WHAT IS REQUIRED =
Set down the data below without change, skipping the pictures it holds.

TASK INPUTS =
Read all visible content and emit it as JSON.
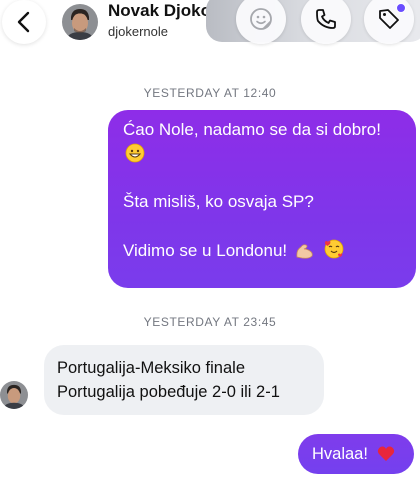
{
  "header": {
    "contact_name": "Novak Djoko...",
    "contact_handle": "djokernole",
    "back_icon": "chevron-left-icon",
    "actions": [
      {
        "icon": "sticker-icon"
      },
      {
        "icon": "phone-icon"
      },
      {
        "icon": "tag-icon"
      }
    ]
  },
  "messages": {
    "timestamp_1": "YESTERDAY AT 12:40",
    "outgoing_1": {
      "line_1": "Ćao Nole, nadamo se da si dobro!",
      "line_2": "Šta misliš, ko osvaja SP?",
      "line_3": "Vidimo se u Londonu!",
      "emojis": [
        "grinning-face",
        "flexed-biceps",
        "smiling-face-with-hearts"
      ]
    },
    "timestamp_2": "YESTERDAY AT 23:45",
    "incoming_1": {
      "line_1": "Portugalija-Meksiko finale",
      "line_2": "Portugalija pobeđuje 2-0 ili 2-1"
    },
    "outgoing_2": {
      "text": "Hvalaa!",
      "emoji": "red-heart"
    }
  },
  "colors": {
    "outgoing_bubble": "#8a30ea",
    "incoming_bubble": "#eef0f3",
    "timestamp": "#737780",
    "accent_dot": "#6a4dff"
  }
}
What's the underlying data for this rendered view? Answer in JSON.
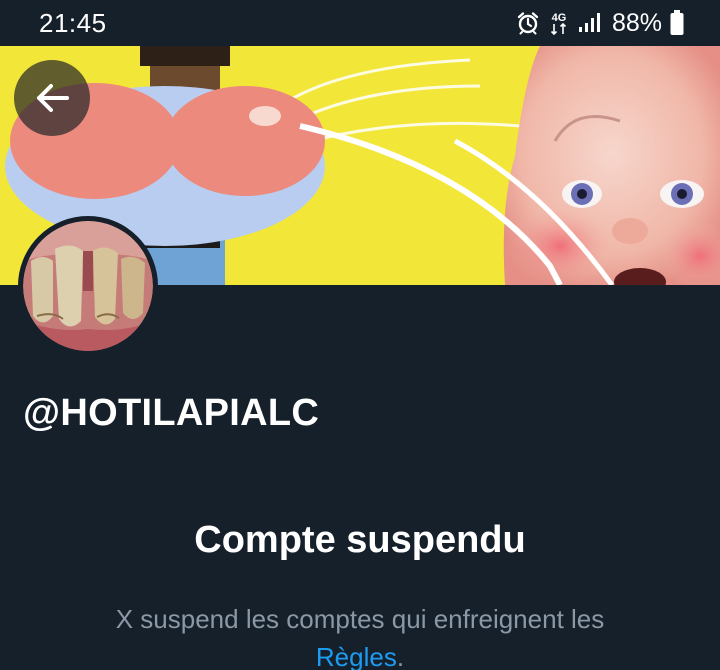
{
  "status_bar": {
    "time": "21:45",
    "network": "4G",
    "battery": "88%"
  },
  "profile": {
    "handle": "@HOTILAPIALC"
  },
  "suspension": {
    "title": "Compte suspendu",
    "description": "X suspend les comptes qui enfreignent les",
    "rules_link": "Règles",
    "period": "."
  },
  "icons": {
    "back": "arrow-left-icon",
    "alarm": "alarm-icon",
    "data": "4g-data-icon",
    "signal": "signal-icon",
    "battery": "battery-icon"
  },
  "colors": {
    "background": "#15202b",
    "secondary_text": "#8b98a5",
    "link": "#1d9bf0"
  }
}
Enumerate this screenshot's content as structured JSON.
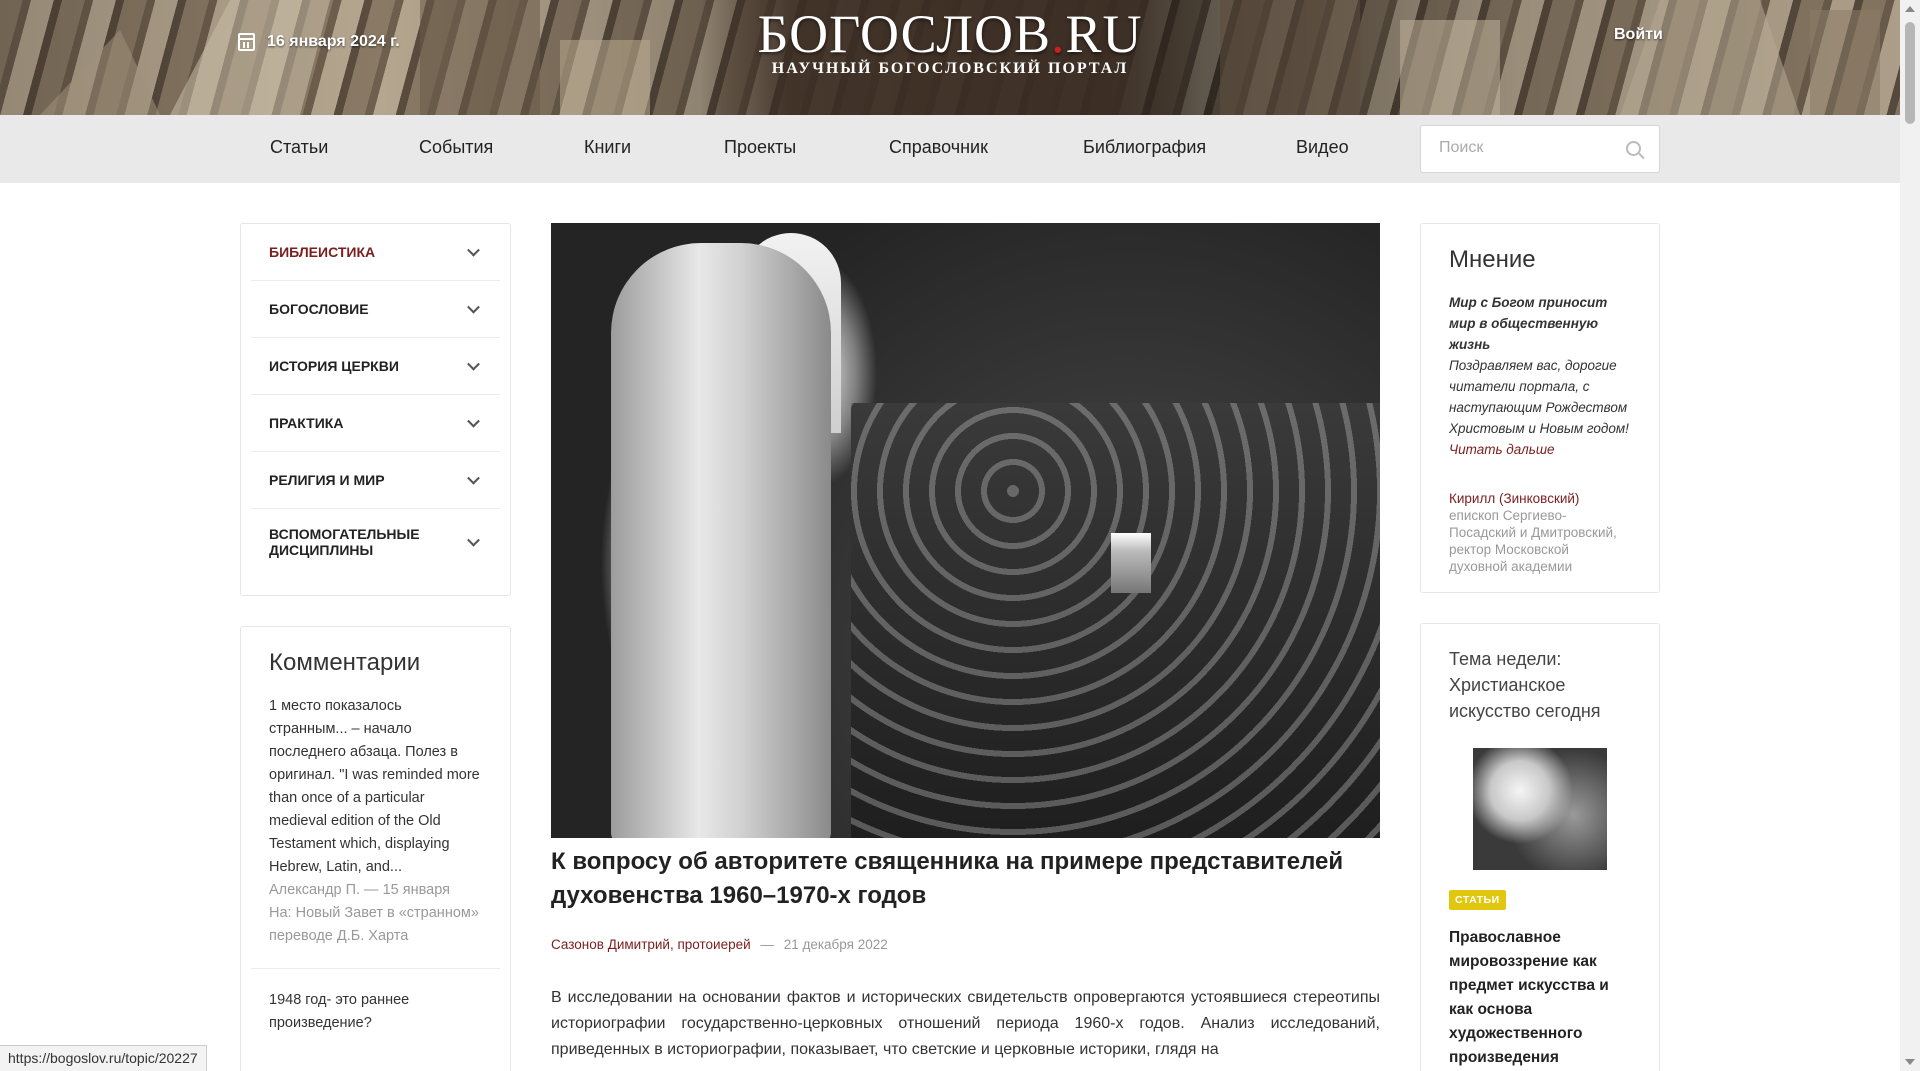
{
  "header": {
    "date": "16 января 2024 г.",
    "logo_main": "БОГОСЛОВ",
    "logo_dot": ".",
    "logo_tld": "RU",
    "logo_sub": "НАУЧНЫЙ БОГОСЛОВСКИЙ ПОРТАЛ",
    "login": "Войти"
  },
  "nav": {
    "items": [
      "Статьи",
      "События",
      "Книги",
      "Проекты",
      "Справочник",
      "Библиография",
      "Видео"
    ],
    "search_placeholder": "Поиск"
  },
  "categories": [
    {
      "label": "БИБЛЕИСТИКА",
      "active": true
    },
    {
      "label": "БОГОСЛОВИЕ",
      "active": false
    },
    {
      "label": "ИСТОРИЯ ЦЕРКВИ",
      "active": false
    },
    {
      "label": "ПРАКТИКА",
      "active": false
    },
    {
      "label": "РЕЛИГИЯ И МИР",
      "active": false
    },
    {
      "label": "ВСПОМОГАТЕЛЬНЫЕ ДИСЦИПЛИНЫ",
      "active": false
    }
  ],
  "comments": {
    "title": "Комментарии",
    "items": [
      {
        "text": "1 место показалось странным... – начало последнего абзаца. Полез в оригинал. \"I was reminded more than once of a particular medieval edition of the Old Testament which, displaying Hebrew, Latin, and...",
        "meta": "Александр П. — 15 января",
        "on": "На: Новый Завет в «странном» переводе Д.Б. Харта"
      },
      {
        "text": "1948 год- это раннее произведение?",
        "meta": "",
        "on": ""
      }
    ]
  },
  "article": {
    "title": "К вопросу об авторитете священника на примере представителей духовенства 1960–1970-х годов",
    "author": "Сазонов Димитрий, протоиерей",
    "separator": "—",
    "date": "21 декабря 2022",
    "body": "В исследовании на основании фактов и исторических свидетельств опровергаются устоявшиеся стереотипы историографии государственно-церковных отношений периода 1960-х годов. Анализ исследований, приведенных в историографии, показывает, что светские и церковные историки, глядя на"
  },
  "opinion": {
    "title": "Мнение",
    "headline": "Мир с Богом приносит мир в общественную жизнь",
    "text": "Поздравляем вас, дорогие читатели портала, с наступающим Рождеством Христовым и Новым годом!",
    "more": "Читать дальше",
    "person_name": "Кирилл (Зинковский)",
    "person_role": "епископ Сергиево-Посадский и Дмитровский, ректор Московской духовной академии"
  },
  "week": {
    "title": "Тема недели: Христианское искусство сегодня",
    "tag": "СТАТЬИ",
    "post_title": "Православное мировоззрение как предмет искусства и как основа художественного произведения"
  },
  "status_bar": {
    "url": "https://bogoslov.ru/topic/20227"
  },
  "colors": {
    "accent": "#7a1f1f",
    "nav_bg": "#e9e9e9",
    "tag": "#e1c80e",
    "logo_dot": "#c8201e"
  }
}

EXERCISE ANSWER =
Read all visible content and emit it as JSON.
{
  "header": {
    "contact_name": "Novak Djoko...",
    "contact_handle": "djokernole",
    "back_icon": "chevron-left-icon",
    "actions": [
      {
        "icon": "sticker-icon"
      },
      {
        "icon": "phone-icon"
      },
      {
        "icon": "tag-icon"
      }
    ]
  },
  "messages": {
    "timestamp_1": "YESTERDAY AT 12:40",
    "outgoing_1": {
      "line_1": "Ćao Nole, nadamo se da si dobro!",
      "line_2": "Šta misliš, ko osvaja SP?",
      "line_3": "Vidimo se u Londonu!",
      "emojis": [
        "grinning-face",
        "flexed-biceps",
        "smiling-face-with-hearts"
      ]
    },
    "timestamp_2": "YESTERDAY AT 23:45",
    "incoming_1": {
      "line_1": "Portugalija-Meksiko finale",
      "line_2": "Portugalija pobeđuje 2-0 ili 2-1"
    },
    "outgoing_2": {
      "text": "Hvalaa!",
      "emoji": "red-heart"
    }
  },
  "colors": {
    "outgoing_bubble": "#8a30ea",
    "incoming_bubble": "#eef0f3",
    "timestamp": "#737780",
    "accent_dot": "#6a4dff"
  }
}
What's the underlying data for this rendered view? Answer in JSON.
{
  "status_bar": {
    "time": "21:45",
    "network": "4G",
    "battery": "88%"
  },
  "profile": {
    "handle": "@HOTILAPIALC"
  },
  "suspension": {
    "title": "Compte suspendu",
    "description": "X suspend les comptes qui enfreignent les",
    "rules_link": "Règles",
    "period": "."
  },
  "icons": {
    "back": "arrow-left-icon",
    "alarm": "alarm-icon",
    "data": "4g-data-icon",
    "signal": "signal-icon",
    "battery": "battery-icon"
  },
  "colors": {
    "background": "#15202b",
    "secondary_text": "#8b98a5",
    "link": "#1d9bf0"
  }
}
Enumerate this screenshot's content as structured JSON.
{
  "header": {
    "date": "16 января 2024 г.",
    "logo_main": "БОГОСЛОВ",
    "logo_dot": ".",
    "logo_tld": "RU",
    "logo_sub": "НАУЧНЫЙ БОГОСЛОВСКИЙ ПОРТАЛ",
    "login": "Войти"
  },
  "nav": {
    "items": [
      "Статьи",
      "События",
      "Книги",
      "Проекты",
      "Справочник",
      "Библиография",
      "Видео"
    ],
    "search_placeholder": "Поиск"
  },
  "categories": [
    {
      "label": "БИБЛЕИСТИКА",
      "active": true
    },
    {
      "label": "БОГОСЛОВИЕ",
      "active": false
    },
    {
      "label": "ИСТОРИЯ ЦЕРКВИ",
      "active": false
    },
    {
      "label": "ПРАКТИКА",
      "active": false
    },
    {
      "label": "РЕЛИГИЯ И МИР",
      "active": false
    },
    {
      "label": "ВСПОМОГАТЕЛЬНЫЕ ДИСЦИПЛИНЫ",
      "active": false
    }
  ],
  "comments": {
    "title": "Комментарии",
    "items": [
      {
        "text": "1 место показалось странным... – начало последнего абзаца. Полез в оригинал. \"I was reminded more than once of a particular medieval edition of the Old Testament which, displaying Hebrew, Latin, and...",
        "meta": "Александр П. — 15 января",
        "on": "На: Новый Завет в «странном» переводе Д.Б. Харта"
      },
      {
        "text": "1948 год- это раннее произведение?",
        "meta": "",
        "on": ""
      }
    ]
  },
  "article": {
    "title": "К вопросу об авторитете священника на примере представителей духовенства 1960–1970-х годов",
    "author": "Сазонов Димитрий, протоиерей",
    "separator": "—",
    "date": "21 декабря 2022",
    "body": "В исследовании на основании фактов и исторических свидетельств опровергаются устоявшиеся стереотипы историографии государственно-церковных отношений периода 1960-х годов. Анализ исследований, приведенных в историографии, показывает, что светские и церковные историки, глядя на"
  },
  "opinion": {
    "title": "Мнение",
    "headline": "Мир с Богом приносит мир в общественную жизнь",
    "text": "Поздравляем вас, дорогие читатели портала, с наступающим Рождеством Христовым и Новым годом!",
    "more": "Читать дальше",
    "person_name": "Кирилл (Зинковский)",
    "person_role": "епископ Сергиево-Посадский и Дмитровский, ректор Московской духовной академии"
  },
  "week": {
    "title": "Тема недели: Христианское искусство сегодня",
    "tag": "СТАТЬИ",
    "post_title": "Православное мировоззрение как предмет искусства и как основа художественного произведения"
  },
  "status_bar": {
    "url": "https://bogoslov.ru/topic/20227"
  },
  "colors": {
    "accent": "#7a1f1f",
    "nav_bg": "#e9e9e9",
    "tag": "#e1c80e",
    "logo_dot": "#c8201e"
  }
}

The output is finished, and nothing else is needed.